What you need to do:
Copy every line of the records below character for character, leaving out the pictures.

[START Data records]

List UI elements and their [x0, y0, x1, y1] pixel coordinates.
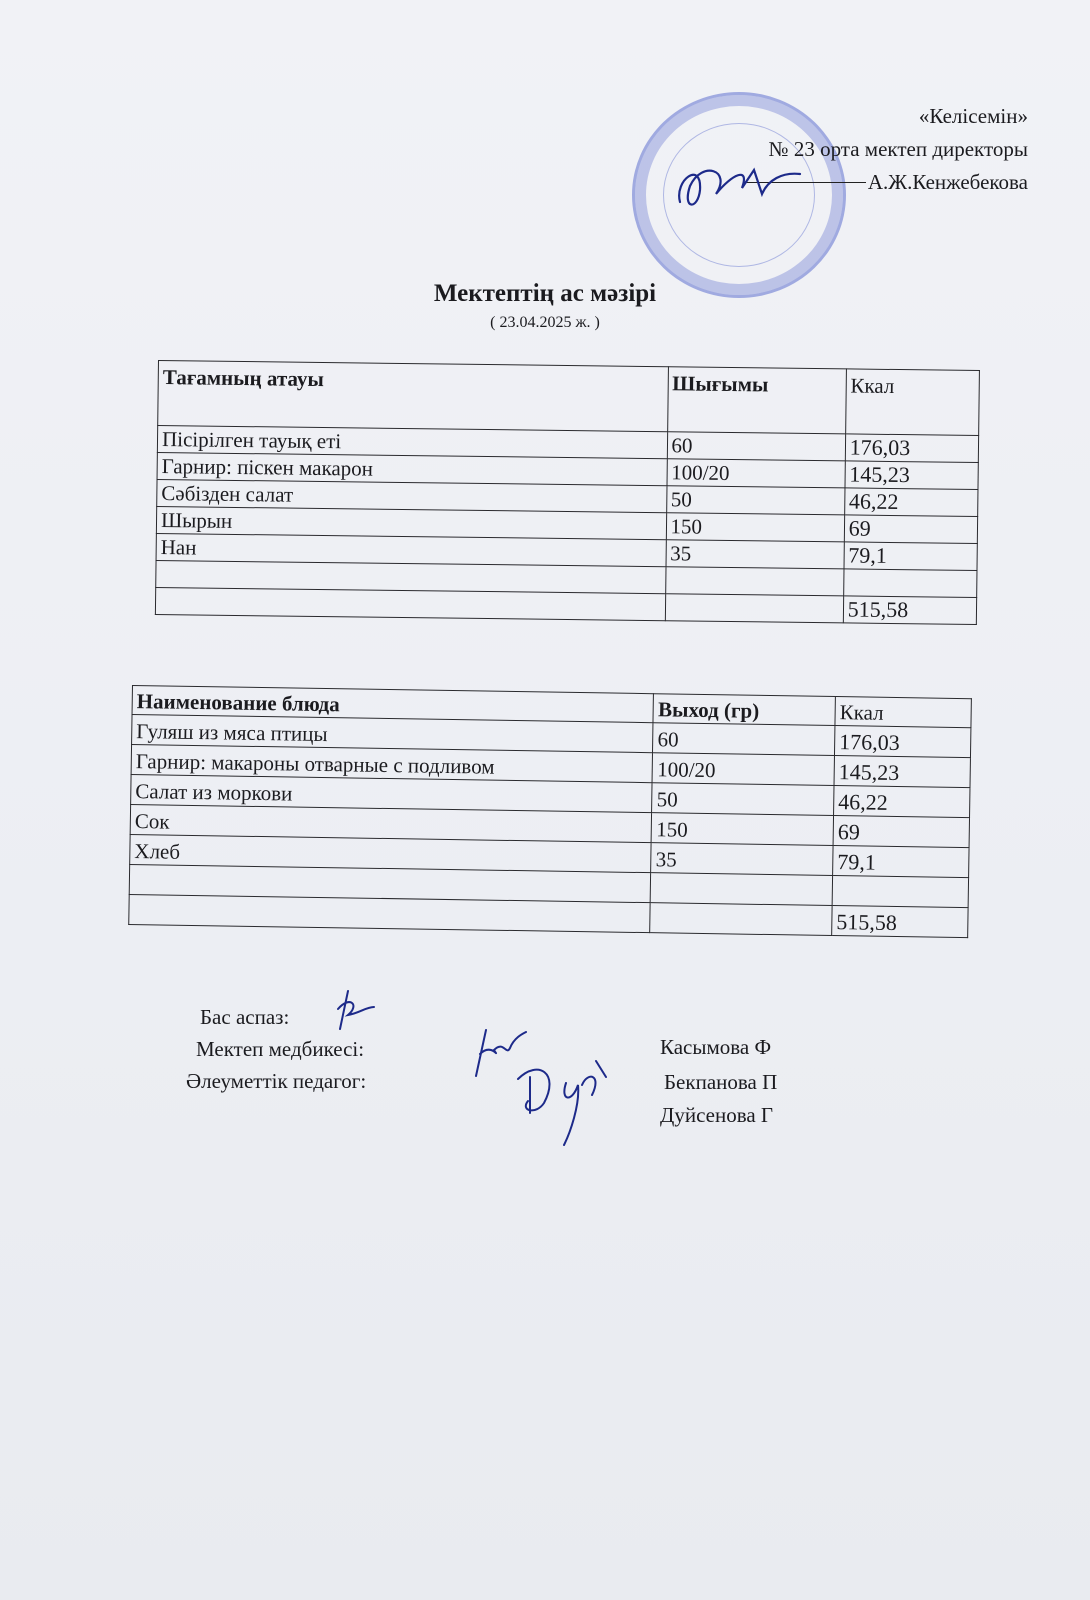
director-name: А.Ж.Кенжебекова [867, 170, 1028, 194]
pedagogue-signature [508, 1055, 618, 1150]
header-dish-name: Наименование блюда [132, 686, 654, 723]
chef-name: Касымова Ф [660, 1035, 772, 1059]
portion-cell: 35 [666, 540, 844, 569]
dish-name-cell: Сок [130, 804, 652, 842]
dish-name-cell: Нан [156, 533, 666, 566]
kcal-cell: 145,23 [834, 756, 970, 788]
kcal-cell: 515,58 [843, 596, 977, 625]
kcal-cell: 46,22 [844, 488, 978, 517]
approval-heading: «Келісемін» [918, 104, 1028, 128]
portion-cell [651, 873, 833, 906]
portion-cell: 50 [666, 486, 844, 515]
kcal-cell [832, 876, 968, 908]
nurse-role: Мектеп медбикесі: [196, 1037, 365, 1061]
kcal-cell: 69 [844, 515, 978, 544]
portion-cell [665, 594, 843, 623]
chef-signature [330, 985, 380, 1035]
portion-cell: 150 [652, 813, 834, 846]
pedagogue-role: Әлеуметтік педагог: [186, 1069, 367, 1093]
kcal-cell: 145,23 [845, 461, 979, 490]
menu-table-kazakh [155, 360, 980, 625]
dish-name-cell: Салат из моркови [131, 774, 653, 812]
portion-cell [650, 903, 832, 936]
nurse-signature [470, 1020, 530, 1080]
approval-position: № 23 орта мектеп директоры [768, 137, 1028, 161]
kcal-cell: 176,03 [835, 726, 971, 758]
portion-cell: 60 [667, 432, 845, 461]
menu-table-russian [128, 685, 972, 938]
portion-cell: 35 [651, 843, 833, 876]
dish-name-cell: Гарнир: макароны отварные с подливом [131, 745, 653, 783]
kcal-cell [843, 569, 977, 598]
portion-cell: 100/20 [667, 459, 845, 488]
header-kcal: Ккал [845, 369, 979, 436]
signature-line [746, 182, 866, 183]
menu-date: ( 23.04.2025 ж. ) [490, 314, 600, 331]
kcal-cell: 79,1 [833, 846, 969, 878]
menu-title: Мектептің ас мәзірі [433, 280, 657, 307]
dish-name-cell [155, 587, 665, 620]
kcal-cell: 46,22 [834, 786, 970, 818]
kcal-cell: 515,58 [832, 906, 968, 938]
dish-name-cell: Гуляш из мяса птицы [132, 715, 654, 753]
header-portion: Выход (гр) [653, 694, 835, 726]
portion-cell: 150 [666, 513, 844, 542]
nurse-name: Бекпанова П [664, 1070, 778, 1094]
dish-name-cell: Сәбізден салат [157, 479, 667, 512]
portion-cell: 60 [653, 723, 835, 756]
header-dish-name: Тағамның атауы [158, 361, 668, 432]
approval-block [746, 100, 1028, 199]
chef-role: Бас аспаз: [200, 1005, 290, 1029]
header-kcal: Ккал [835, 697, 971, 728]
portion-cell: 50 [652, 783, 834, 816]
header-portion: Шығымы [667, 367, 846, 434]
dish-name-cell: Хлеб [130, 834, 652, 872]
portion-cell: 100/20 [652, 753, 834, 786]
pedagogue-name: Дуйсенова Г [660, 1103, 774, 1127]
portion-cell [665, 567, 843, 596]
dish-name-cell: Шырын [156, 506, 666, 539]
kcal-cell: 79,1 [844, 542, 978, 571]
dish-name-cell: Гарнир: піскен макарон [157, 452, 667, 485]
dish-name-cell: Пісірілген тауық еті [157, 426, 667, 459]
kcal-cell: 69 [833, 816, 969, 848]
kcal-cell: 176,03 [845, 434, 979, 463]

[END Data records]

Result of the task:
List UI elements and their [x0, y0, x1, y1] pixel coordinates.
director-name: А.Ж.Кенжебекова [867, 170, 1028, 194]
pedagogue-signature [508, 1055, 618, 1150]
header-dish-name: Наименование блюда [132, 686, 654, 723]
chef-name: Касымова Ф [660, 1035, 772, 1059]
portion-cell: 35 [666, 540, 844, 569]
dish-name-cell: Сок [130, 804, 652, 842]
dish-name-cell: Нан [156, 533, 666, 566]
kcal-cell: 145,23 [834, 756, 970, 788]
kcal-cell: 515,58 [843, 596, 977, 625]
kcal-cell: 46,22 [844, 488, 978, 517]
approval-heading: «Келісемін» [918, 104, 1028, 128]
portion-cell [651, 873, 833, 906]
portion-cell: 50 [666, 486, 844, 515]
kcal-cell [832, 876, 968, 908]
nurse-role: Мектеп медбикесі: [196, 1037, 365, 1061]
kcal-cell: 69 [844, 515, 978, 544]
portion-cell [665, 594, 843, 623]
chef-signature [330, 985, 380, 1035]
portion-cell: 150 [652, 813, 834, 846]
pedagogue-role: Әлеуметтік педагог: [186, 1069, 367, 1093]
kcal-cell: 145,23 [845, 461, 979, 490]
menu-table-kazakh [155, 360, 980, 625]
dish-name-cell: Салат из моркови [131, 774, 653, 812]
portion-cell [650, 903, 832, 936]
nurse-signature [470, 1020, 530, 1080]
approval-position: № 23 орта мектеп директоры [768, 137, 1028, 161]
kcal-cell: 176,03 [835, 726, 971, 758]
portion-cell: 60 [667, 432, 845, 461]
menu-table-russian [128, 685, 972, 938]
portion-cell: 35 [651, 843, 833, 876]
dish-name-cell: Гарнир: макароны отварные с подливом [131, 745, 653, 783]
kcal-cell [843, 569, 977, 598]
portion-cell: 100/20 [667, 459, 845, 488]
header-kcal: Ккал [845, 369, 979, 436]
signature-line [746, 182, 866, 183]
menu-date: ( 23.04.2025 ж. ) [490, 314, 600, 331]
kcal-cell: 79,1 [833, 846, 969, 878]
menu-title: Мектептің ас мәзірі [433, 280, 657, 307]
dish-name-cell [155, 587, 665, 620]
kcal-cell: 46,22 [834, 786, 970, 818]
kcal-cell: 515,58 [832, 906, 968, 938]
dish-name-cell: Гуляш из мяса птицы [132, 715, 654, 753]
header-portion: Выход (гр) [653, 694, 835, 726]
portion-cell: 150 [666, 513, 844, 542]
nurse-name: Бекпанова П [664, 1070, 778, 1094]
dish-name-cell: Сәбізден салат [157, 479, 667, 512]
portion-cell: 60 [653, 723, 835, 756]
header-dish-name: Тағамның атауы [158, 361, 668, 432]
approval-block [746, 100, 1028, 199]
chef-role: Бас аспаз: [200, 1005, 290, 1029]
header-kcal: Ккал [835, 697, 971, 728]
portion-cell: 50 [652, 783, 834, 816]
header-portion: Шығымы [667, 367, 846, 434]
dish-name-cell: Хлеб [130, 834, 652, 872]
portion-cell: 100/20 [652, 753, 834, 786]
pedagogue-name: Дуйсенова Г [660, 1103, 774, 1127]
portion-cell [665, 567, 843, 596]
dish-name-cell: Шырын [156, 506, 666, 539]
kcal-cell: 79,1 [844, 542, 978, 571]
dish-name-cell: Гарнир: піскен макарон [157, 452, 667, 485]
dish-name-cell: Пісірілген тауық еті [157, 426, 667, 459]
kcal-cell: 69 [833, 816, 969, 848]
kcal-cell: 176,03 [845, 434, 979, 463]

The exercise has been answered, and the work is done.